▶ Work instructions: Change "Pending" to "Open" throughout the material below and write out every line again with nothing else altered. Omit the pictures.

Extracted records:
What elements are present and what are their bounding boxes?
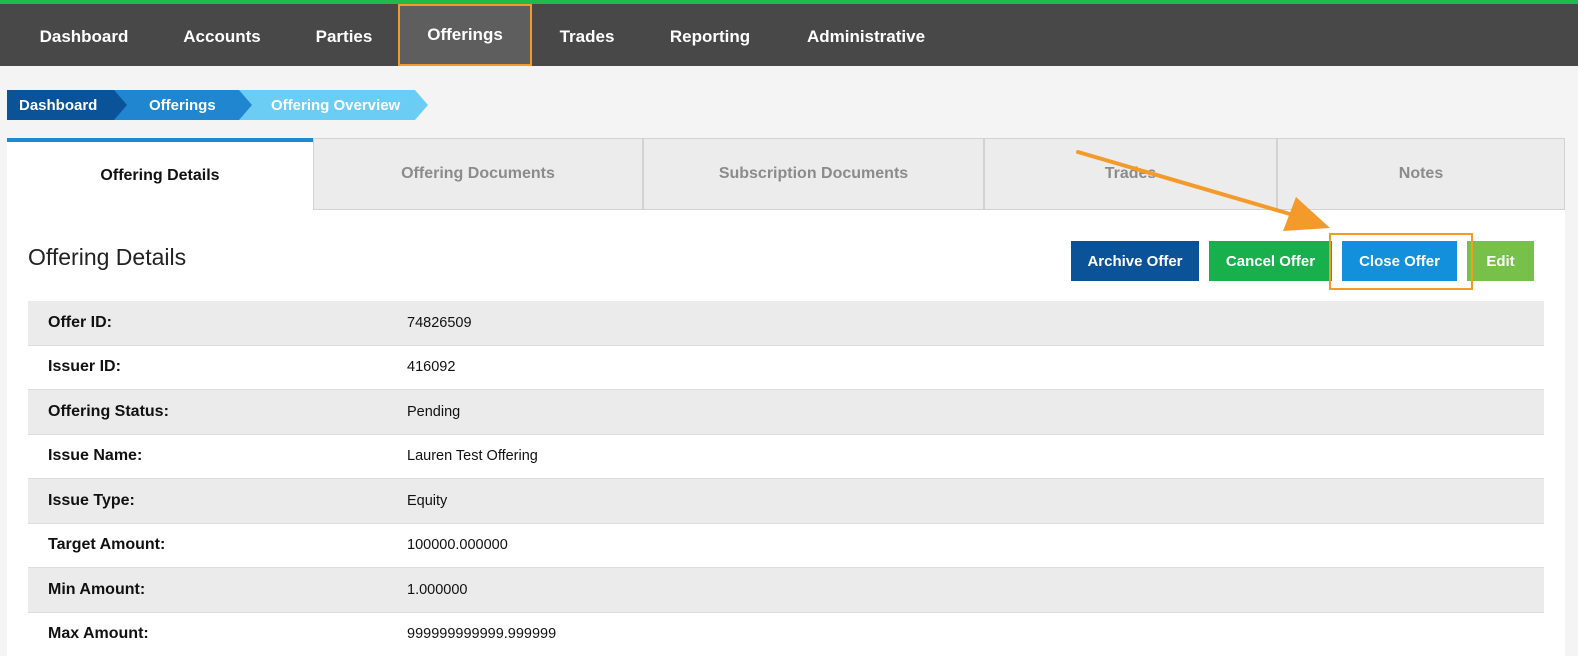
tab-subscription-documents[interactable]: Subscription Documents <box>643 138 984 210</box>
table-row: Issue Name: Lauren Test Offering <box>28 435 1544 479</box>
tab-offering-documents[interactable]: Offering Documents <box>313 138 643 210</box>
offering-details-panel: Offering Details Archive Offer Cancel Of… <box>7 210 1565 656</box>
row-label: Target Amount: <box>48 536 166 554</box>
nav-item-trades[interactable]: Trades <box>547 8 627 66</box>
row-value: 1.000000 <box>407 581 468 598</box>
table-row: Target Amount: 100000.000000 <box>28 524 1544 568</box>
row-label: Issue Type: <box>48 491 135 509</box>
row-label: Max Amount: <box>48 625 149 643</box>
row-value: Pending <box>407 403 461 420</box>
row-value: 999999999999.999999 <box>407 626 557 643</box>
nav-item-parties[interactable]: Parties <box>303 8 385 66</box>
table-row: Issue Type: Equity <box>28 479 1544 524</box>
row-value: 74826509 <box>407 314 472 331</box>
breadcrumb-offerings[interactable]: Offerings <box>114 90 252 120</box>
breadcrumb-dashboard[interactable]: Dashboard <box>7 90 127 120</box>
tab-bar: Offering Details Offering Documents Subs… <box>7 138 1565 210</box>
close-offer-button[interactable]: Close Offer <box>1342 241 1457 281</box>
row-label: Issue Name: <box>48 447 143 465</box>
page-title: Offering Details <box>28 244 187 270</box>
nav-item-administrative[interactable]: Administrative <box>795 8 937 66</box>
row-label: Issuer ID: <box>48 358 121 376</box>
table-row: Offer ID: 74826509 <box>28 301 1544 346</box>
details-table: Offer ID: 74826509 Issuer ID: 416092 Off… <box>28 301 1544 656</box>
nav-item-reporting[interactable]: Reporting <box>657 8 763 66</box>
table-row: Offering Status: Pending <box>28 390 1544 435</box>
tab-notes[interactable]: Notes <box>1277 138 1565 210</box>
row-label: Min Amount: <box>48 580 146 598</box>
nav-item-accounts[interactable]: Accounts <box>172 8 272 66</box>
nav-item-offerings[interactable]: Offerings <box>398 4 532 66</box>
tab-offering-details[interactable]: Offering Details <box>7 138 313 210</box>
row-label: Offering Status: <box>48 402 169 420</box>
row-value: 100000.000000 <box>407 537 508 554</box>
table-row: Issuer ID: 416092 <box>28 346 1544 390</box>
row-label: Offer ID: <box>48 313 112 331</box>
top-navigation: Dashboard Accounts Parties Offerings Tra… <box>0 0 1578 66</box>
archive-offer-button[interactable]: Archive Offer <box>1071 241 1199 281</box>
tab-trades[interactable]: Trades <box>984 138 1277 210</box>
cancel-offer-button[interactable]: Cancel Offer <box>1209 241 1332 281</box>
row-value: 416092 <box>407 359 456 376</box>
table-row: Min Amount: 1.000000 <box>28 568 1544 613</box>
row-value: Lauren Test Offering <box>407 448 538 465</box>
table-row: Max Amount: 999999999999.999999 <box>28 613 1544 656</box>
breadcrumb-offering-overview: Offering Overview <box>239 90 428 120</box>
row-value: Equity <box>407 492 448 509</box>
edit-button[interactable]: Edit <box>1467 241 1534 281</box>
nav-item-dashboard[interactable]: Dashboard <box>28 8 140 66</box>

▶ Response to the exercise:
What elements are present and what are their bounding boxes?
tab-subscription-documents[interactable]: Subscription Documents <box>643 138 984 210</box>
table-row: Issue Name: Lauren Test Offering <box>28 435 1544 479</box>
tab-offering-documents[interactable]: Offering Documents <box>313 138 643 210</box>
offering-details-panel: Offering Details Archive Offer Cancel Of… <box>7 210 1565 656</box>
row-label: Target Amount: <box>48 536 166 554</box>
nav-item-trades[interactable]: Trades <box>547 8 627 66</box>
row-value: 1.000000 <box>407 581 468 598</box>
table-row: Target Amount: 100000.000000 <box>28 524 1544 568</box>
row-label: Issue Type: <box>48 491 135 509</box>
row-label: Max Amount: <box>48 625 149 643</box>
row-value: Open <box>407 403 461 420</box>
row-value: 999999999999.999999 <box>407 626 557 643</box>
nav-item-parties[interactable]: Parties <box>303 8 385 66</box>
table-row: Issue Type: Equity <box>28 479 1544 524</box>
row-value: 74826509 <box>407 314 472 331</box>
breadcrumb-offerings[interactable]: Offerings <box>114 90 252 120</box>
breadcrumb-dashboard[interactable]: Dashboard <box>7 90 127 120</box>
tab-bar: Offering Details Offering Documents Subs… <box>7 138 1565 210</box>
close-offer-button[interactable]: Close Offer <box>1342 241 1457 281</box>
row-label: Issue Name: <box>48 447 143 465</box>
page-title: Offering Details <box>28 244 187 270</box>
nav-item-administrative[interactable]: Administrative <box>795 8 937 66</box>
row-label: Issuer ID: <box>48 358 121 376</box>
table-row: Offer ID: 74826509 <box>28 301 1544 346</box>
details-table: Offer ID: 74826509 Issuer ID: 416092 Off… <box>28 301 1544 656</box>
nav-item-reporting[interactable]: Reporting <box>657 8 763 66</box>
table-row: Offering Status: Open <box>28 390 1544 435</box>
tab-notes[interactable]: Notes <box>1277 138 1565 210</box>
row-label: Min Amount: <box>48 580 146 598</box>
nav-item-accounts[interactable]: Accounts <box>172 8 272 66</box>
nav-item-offerings[interactable]: Offerings <box>398 4 532 66</box>
tab-offering-details[interactable]: Offering Details <box>7 138 313 210</box>
row-label: Offering Status: <box>48 402 169 420</box>
row-value: 100000.000000 <box>407 537 508 554</box>
table-row: Issuer ID: 416092 <box>28 346 1544 390</box>
row-label: Offer ID: <box>48 313 112 331</box>
top-navigation: Dashboard Accounts Parties Offerings Tra… <box>0 0 1578 66</box>
archive-offer-button[interactable]: Archive Offer <box>1071 241 1199 281</box>
tab-trades[interactable]: Trades <box>984 138 1277 210</box>
cancel-offer-button[interactable]: Cancel Offer <box>1209 241 1332 281</box>
row-value: 416092 <box>407 359 456 376</box>
table-row: Min Amount: 1.000000 <box>28 568 1544 613</box>
row-value: Lauren Test Offering <box>407 448 538 465</box>
table-row: Max Amount: 999999999999.999999 <box>28 613 1544 656</box>
breadcrumb-offering-overview: Offering Overview <box>239 90 428 120</box>
row-value: Equity <box>407 492 448 509</box>
edit-button[interactable]: Edit <box>1467 241 1534 281</box>
nav-item-dashboard[interactable]: Dashboard <box>28 8 140 66</box>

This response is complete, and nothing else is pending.